**Data section:**

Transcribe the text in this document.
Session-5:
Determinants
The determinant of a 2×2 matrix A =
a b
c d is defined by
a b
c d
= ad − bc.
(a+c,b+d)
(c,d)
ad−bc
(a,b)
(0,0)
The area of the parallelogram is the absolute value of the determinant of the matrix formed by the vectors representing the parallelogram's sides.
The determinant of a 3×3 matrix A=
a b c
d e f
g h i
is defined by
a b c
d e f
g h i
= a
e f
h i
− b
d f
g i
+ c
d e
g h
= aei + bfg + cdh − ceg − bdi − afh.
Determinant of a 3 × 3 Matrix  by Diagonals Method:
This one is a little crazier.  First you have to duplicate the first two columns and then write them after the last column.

**Goal:**
Exactly as they are written, print the entries again.

**Solution to the exercise:**
Transcribe the text in this document.
Session-5:
Determinants
The determinant of a 2×2 matrix A =
a b
c d is defined by
a b
c d
= ad − bc.
(a+c,b+d)
(c,d)
ad−bc
(a,b)
(0,0)
The area of the parallelogram is the absolute value of the determinant of the matrix formed by the vectors representing the parallelogram's sides.
The determinant of a 3×3 matrix A=
a b c
d e f
g h i
is defined by
a b c
d e f
g h i
= a
e f
h i
− b
d f
g i
+ c
d e
g h
= aei + bfg + cdh − ceg − bdi − afh.
Determinant of a 3 × 3 Matrix  by Diagonals Method:
This one is a little crazier.  First you have to duplicate the first two columns and then write them after the last column.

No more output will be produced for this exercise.